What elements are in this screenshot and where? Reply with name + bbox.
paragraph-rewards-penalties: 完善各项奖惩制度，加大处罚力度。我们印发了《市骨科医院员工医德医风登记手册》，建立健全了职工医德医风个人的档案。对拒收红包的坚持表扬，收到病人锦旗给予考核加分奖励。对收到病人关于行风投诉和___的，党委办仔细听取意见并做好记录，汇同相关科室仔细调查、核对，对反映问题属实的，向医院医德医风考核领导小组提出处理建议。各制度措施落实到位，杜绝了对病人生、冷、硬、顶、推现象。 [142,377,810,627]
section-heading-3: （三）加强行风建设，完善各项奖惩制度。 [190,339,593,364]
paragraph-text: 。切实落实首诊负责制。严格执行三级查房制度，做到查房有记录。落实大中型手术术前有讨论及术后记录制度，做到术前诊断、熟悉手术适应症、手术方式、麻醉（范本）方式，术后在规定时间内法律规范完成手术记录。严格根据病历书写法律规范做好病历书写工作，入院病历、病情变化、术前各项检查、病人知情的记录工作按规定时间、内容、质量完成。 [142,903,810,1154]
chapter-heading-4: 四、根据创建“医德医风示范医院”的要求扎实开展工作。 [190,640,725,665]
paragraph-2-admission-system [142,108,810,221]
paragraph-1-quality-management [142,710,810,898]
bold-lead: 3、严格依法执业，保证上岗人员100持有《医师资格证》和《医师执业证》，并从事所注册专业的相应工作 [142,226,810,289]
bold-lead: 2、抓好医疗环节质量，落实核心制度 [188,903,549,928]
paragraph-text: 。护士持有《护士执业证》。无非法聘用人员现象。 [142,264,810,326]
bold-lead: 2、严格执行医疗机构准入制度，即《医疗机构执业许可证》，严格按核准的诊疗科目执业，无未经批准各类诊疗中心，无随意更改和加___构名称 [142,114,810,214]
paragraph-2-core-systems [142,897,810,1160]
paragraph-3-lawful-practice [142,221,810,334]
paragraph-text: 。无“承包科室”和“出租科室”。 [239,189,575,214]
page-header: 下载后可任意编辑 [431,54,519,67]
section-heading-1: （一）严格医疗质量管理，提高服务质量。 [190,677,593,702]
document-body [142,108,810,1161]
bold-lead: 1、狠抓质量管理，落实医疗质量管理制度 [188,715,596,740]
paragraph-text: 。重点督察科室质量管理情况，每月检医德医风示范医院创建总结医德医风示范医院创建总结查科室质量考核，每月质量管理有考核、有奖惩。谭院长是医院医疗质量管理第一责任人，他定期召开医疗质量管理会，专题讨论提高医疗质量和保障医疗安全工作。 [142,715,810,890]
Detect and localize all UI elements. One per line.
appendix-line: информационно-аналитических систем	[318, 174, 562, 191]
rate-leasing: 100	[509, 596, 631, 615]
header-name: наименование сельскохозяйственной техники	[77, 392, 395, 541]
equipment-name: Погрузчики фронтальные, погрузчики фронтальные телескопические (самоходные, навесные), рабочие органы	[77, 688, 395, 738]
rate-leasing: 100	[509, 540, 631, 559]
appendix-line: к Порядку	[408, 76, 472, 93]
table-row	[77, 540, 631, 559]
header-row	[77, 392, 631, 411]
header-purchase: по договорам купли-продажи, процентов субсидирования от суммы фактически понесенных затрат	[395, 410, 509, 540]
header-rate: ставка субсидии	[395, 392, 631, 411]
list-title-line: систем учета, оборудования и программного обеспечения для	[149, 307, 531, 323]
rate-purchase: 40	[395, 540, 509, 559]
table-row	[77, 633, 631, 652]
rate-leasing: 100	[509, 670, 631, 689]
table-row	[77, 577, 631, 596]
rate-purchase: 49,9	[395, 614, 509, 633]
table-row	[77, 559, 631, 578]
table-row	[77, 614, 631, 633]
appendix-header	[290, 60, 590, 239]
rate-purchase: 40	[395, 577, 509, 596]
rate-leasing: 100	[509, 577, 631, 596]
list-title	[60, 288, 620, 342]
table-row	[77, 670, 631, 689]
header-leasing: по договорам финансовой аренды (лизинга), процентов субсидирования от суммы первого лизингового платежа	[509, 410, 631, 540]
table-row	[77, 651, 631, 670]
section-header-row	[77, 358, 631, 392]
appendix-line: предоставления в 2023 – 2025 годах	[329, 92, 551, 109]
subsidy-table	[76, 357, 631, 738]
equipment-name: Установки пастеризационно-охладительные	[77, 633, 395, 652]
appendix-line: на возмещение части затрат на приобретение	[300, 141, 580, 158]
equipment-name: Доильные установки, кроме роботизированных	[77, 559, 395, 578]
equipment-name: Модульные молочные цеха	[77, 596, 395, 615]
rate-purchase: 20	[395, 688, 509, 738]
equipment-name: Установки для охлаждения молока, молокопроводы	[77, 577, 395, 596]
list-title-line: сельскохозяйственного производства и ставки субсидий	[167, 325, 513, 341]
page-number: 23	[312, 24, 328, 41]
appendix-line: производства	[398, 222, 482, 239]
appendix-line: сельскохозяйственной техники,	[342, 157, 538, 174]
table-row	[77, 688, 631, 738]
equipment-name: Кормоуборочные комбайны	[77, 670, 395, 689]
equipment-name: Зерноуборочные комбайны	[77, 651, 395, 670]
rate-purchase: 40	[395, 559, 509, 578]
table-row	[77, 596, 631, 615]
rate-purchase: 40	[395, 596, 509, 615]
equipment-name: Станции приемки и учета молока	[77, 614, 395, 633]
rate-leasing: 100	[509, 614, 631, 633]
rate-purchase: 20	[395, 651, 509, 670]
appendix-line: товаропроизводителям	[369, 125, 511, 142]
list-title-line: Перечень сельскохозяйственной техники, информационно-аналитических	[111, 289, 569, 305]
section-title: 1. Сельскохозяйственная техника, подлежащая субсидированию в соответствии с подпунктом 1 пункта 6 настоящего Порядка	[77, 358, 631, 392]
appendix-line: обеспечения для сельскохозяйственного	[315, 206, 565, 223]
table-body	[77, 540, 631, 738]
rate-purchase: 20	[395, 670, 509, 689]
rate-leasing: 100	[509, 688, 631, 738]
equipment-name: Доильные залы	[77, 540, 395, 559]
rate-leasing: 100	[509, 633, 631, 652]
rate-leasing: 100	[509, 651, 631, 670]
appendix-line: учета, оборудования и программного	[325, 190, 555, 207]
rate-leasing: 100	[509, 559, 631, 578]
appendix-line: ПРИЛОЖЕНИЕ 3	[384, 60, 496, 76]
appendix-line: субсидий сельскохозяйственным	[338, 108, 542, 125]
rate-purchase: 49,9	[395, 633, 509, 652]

→ Set task:
Please copy out each line of the records above word for word, with nothing changed or left out.

→ Solved problem:
What elements are in this screenshot and where? Reply with name + bbox.
paragraph-rewards-penalties: 完善各项奖惩制度，加大处罚力度。我们印发了《市骨科医院员工医德医风登记手册》，建立健全了职工医德医风个人的档案。对拒收红包的坚持表扬，收到病人锦旗给予考核加分奖励。对收到病人关于行风投诉和___的，党委办仔细听取意见并做好记录，汇同相关科室仔细调查、核对，对反映问题属实的，向医院医德医风考核领导小组提出处理建议。各制度措施落实到位，杜绝了对病人生、冷、硬、顶、推现象。 [142,377,810,627]
section-heading-3: （三）加强行风建设，完善各项奖惩制度。 [190,339,593,364]
paragraph-text: 。切实落实首诊负责制。严格执行三级查房制度，做到查房有记录。落实大中型手术术前有讨论及术后记录制度，做到术前诊断、熟悉手术适应症、手术方式、麻醉（范本）方式，术后在规定时间内法律规范完成手术记录。严格根据病历书写法律规范做好病历书写工作，入院病历、病情变化、术前各项检查、病人知情的记录工作按规定时间、内容、质量完成。 [142,903,810,1154]
chapter-heading-4: 四、根据创建“医德医风示范医院”的要求扎实开展工作。 [190,640,725,665]
paragraph-2-admission-system [142,108,810,221]
paragraph-1-quality-management [142,710,810,898]
bold-lead: 3、严格依法执业，保证上岗人员100持有《医师资格证》和《医师执业证》，并从事所注册专业的相应工作 [142,226,810,289]
bold-lead: 2、抓好医疗环节质量，落实核心制度 [188,903,549,928]
paragraph-text: 。护士持有《护士执业证》。无非法聘用人员现象。 [142,264,810,326]
bold-lead: 2、严格执行医疗机构准入制度，即《医疗机构执业许可证》，严格按核准的诊疗科目执业，无未经批准各类诊疗中心，无随意更改和加___构名称 [142,114,810,214]
paragraph-2-core-systems [142,897,810,1160]
paragraph-3-lawful-practice [142,221,810,334]
paragraph-text: 。无“承包科室”和“出租科室”。 [239,189,575,214]
page-header: 下载后可任意编辑 [431,54,519,67]
section-heading-1: （一）严格医疗质量管理，提高服务质量。 [190,677,593,702]
document-body [142,108,810,1161]
bold-lead: 1、狠抓质量管理，落实医疗质量管理制度 [188,715,596,740]
paragraph-text: 。重点督察科室质量管理情况，每月检医德医风示范医院创建总结医德医风示范医院创建总结查科室质量考核，每月质量管理有考核、有奖惩。谭院长是医院医疗质量管理第一责任人，他定期召开医疗质量管理会，专题讨论提高医疗质量和保障医疗安全工作。 [142,715,810,890]
Detect and localize all UI elements. One per line.
appendix-line: информационно-аналитических систем	[318, 174, 562, 191]
rate-leasing: 100	[509, 596, 631, 615]
header-name: наименование сельскохозяйственной техники	[77, 392, 395, 541]
equipment-name: Погрузчики фронтальные, погрузчики фронтальные телескопические (самоходные, навесные), рабочие органы	[77, 688, 395, 738]
rate-leasing: 100	[509, 540, 631, 559]
appendix-line: к Порядку	[408, 76, 472, 93]
table-row	[77, 540, 631, 559]
header-row	[77, 392, 631, 411]
header-purchase: по договорам купли-продажи, процентов субсидирования от суммы фактически понесенных затрат	[395, 410, 509, 540]
header-rate: ставка субсидии	[395, 392, 631, 411]
list-title-line: систем учета, оборудования и программного обеспечения для	[149, 307, 531, 323]
rate-purchase: 40	[395, 540, 509, 559]
table-row	[77, 633, 631, 652]
rate-leasing: 100	[509, 670, 631, 689]
table-row	[77, 577, 631, 596]
rate-purchase: 49,9	[395, 614, 509, 633]
table-row	[77, 559, 631, 578]
table-row	[77, 614, 631, 633]
appendix-header	[290, 60, 590, 239]
rate-purchase: 40	[395, 577, 509, 596]
rate-leasing: 100	[509, 577, 631, 596]
list-title	[60, 288, 620, 342]
table-row	[77, 670, 631, 689]
header-leasing: по договорам финансовой аренды (лизинга), процентов субсидирования от суммы первого лизингового платежа	[509, 410, 631, 540]
table-row	[77, 651, 631, 670]
section-header-row	[77, 358, 631, 392]
appendix-line: предоставления в 2023 – 2025 годах	[329, 92, 551, 109]
subsidy-table	[76, 357, 631, 738]
equipment-name: Установки пастеризационно-охладительные	[77, 633, 395, 652]
appendix-line: на возмещение части затрат на приобретение	[300, 141, 580, 158]
equipment-name: Доильные установки, кроме роботизированных	[77, 559, 395, 578]
equipment-name: Модульные молочные цеха	[77, 596, 395, 615]
rate-purchase: 20	[395, 688, 509, 738]
equipment-name: Установки для охлаждения молока, молокопроводы	[77, 577, 395, 596]
list-title-line: сельскохозяйственного производства и ставки субсидий	[167, 325, 513, 341]
page-number: 23	[312, 24, 328, 41]
appendix-line: производства	[398, 222, 482, 239]
appendix-line: сельскохозяйственной техники,	[342, 157, 538, 174]
table-row	[77, 688, 631, 738]
equipment-name: Кормоуборочные комбайны	[77, 670, 395, 689]
equipment-name: Зерноуборочные комбайны	[77, 651, 395, 670]
rate-purchase: 40	[395, 559, 509, 578]
table-row	[77, 596, 631, 615]
rate-purchase: 40	[395, 596, 509, 615]
equipment-name: Станции приемки и учета молока	[77, 614, 395, 633]
rate-leasing: 100	[509, 614, 631, 633]
rate-purchase: 20	[395, 651, 509, 670]
appendix-line: товаропроизводителям	[369, 125, 511, 142]
list-title-line: Перечень сельскохозяйственной техники, информационно-аналитических	[111, 289, 569, 305]
section-title: 1. Сельскохозяйственная техника, подлежащая субсидированию в соответствии с подпунктом 1 пункта 6 настоящего Порядка	[77, 358, 631, 392]
appendix-line: обеспечения для сельскохозяйственного	[315, 206, 565, 223]
table-body	[77, 540, 631, 738]
rate-purchase: 20	[395, 670, 509, 689]
rate-leasing: 100	[509, 688, 631, 738]
equipment-name: Доильные залы	[77, 540, 395, 559]
rate-leasing: 100	[509, 633, 631, 652]
rate-leasing: 100	[509, 651, 631, 670]
appendix-line: учета, оборудования и программного	[325, 190, 555, 207]
rate-leasing: 100	[509, 559, 631, 578]
appendix-line: ПРИЛОЖЕНИЕ 3	[384, 60, 496, 76]
appendix-line: субсидий сельскохозяйственным	[338, 108, 542, 125]
rate-purchase: 49,9	[395, 633, 509, 652]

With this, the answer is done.